(Records from a data source)

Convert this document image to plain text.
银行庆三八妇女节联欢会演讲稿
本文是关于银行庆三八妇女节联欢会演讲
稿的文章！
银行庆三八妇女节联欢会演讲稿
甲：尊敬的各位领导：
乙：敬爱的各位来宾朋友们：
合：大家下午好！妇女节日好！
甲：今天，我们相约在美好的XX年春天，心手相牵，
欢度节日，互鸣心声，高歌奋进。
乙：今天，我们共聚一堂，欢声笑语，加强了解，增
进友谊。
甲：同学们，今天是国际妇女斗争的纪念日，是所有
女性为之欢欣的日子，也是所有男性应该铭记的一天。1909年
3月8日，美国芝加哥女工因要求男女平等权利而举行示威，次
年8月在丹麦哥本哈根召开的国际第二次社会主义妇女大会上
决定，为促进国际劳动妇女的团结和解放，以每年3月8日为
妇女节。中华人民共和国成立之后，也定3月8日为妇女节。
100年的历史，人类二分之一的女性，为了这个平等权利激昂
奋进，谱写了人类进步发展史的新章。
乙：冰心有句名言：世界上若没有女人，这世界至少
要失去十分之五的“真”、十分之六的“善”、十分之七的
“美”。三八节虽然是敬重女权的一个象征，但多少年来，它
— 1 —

— What to produce —
Return all of the data precisely as it appears.

— Output below —
Convert this document image to plain text.
银行庆三八妇女节联欢会演讲稿
本文是关于银行庆三八妇女节联欢会演讲
稿的文章！
银行庆三八妇女节联欢会演讲稿
甲：尊敬的各位领导：
乙：敬爱的各位来宾朋友们：
合：大家下午好！妇女节日好！
甲：今天，我们相约在美好的XX年春天，心手相牵，
欢度节日，互鸣心声，高歌奋进。
乙：今天，我们共聚一堂，欢声笑语，加强了解，增
进友谊。
甲：同学们，今天是国际妇女斗争的纪念日，是所有
女性为之欢欣的日子，也是所有男性应该铭记的一天。1909年
3月8日，美国芝加哥女工因要求男女平等权利而举行示威，次
年8月在丹麦哥本哈根召开的国际第二次社会主义妇女大会上
决定，为促进国际劳动妇女的团结和解放，以每年3月8日为
妇女节。中华人民共和国成立之后，也定3月8日为妇女节。
100年的历史，人类二分之一的女性，为了这个平等权利激昂
奋进，谱写了人类进步发展史的新章。
乙：冰心有句名言：世界上若没有女人，这世界至少
要失去十分之五的“真”、十分之六的“善”、十分之七的
“美”。三八节虽然是敬重女权的一个象征，但多少年来，它
— 1 —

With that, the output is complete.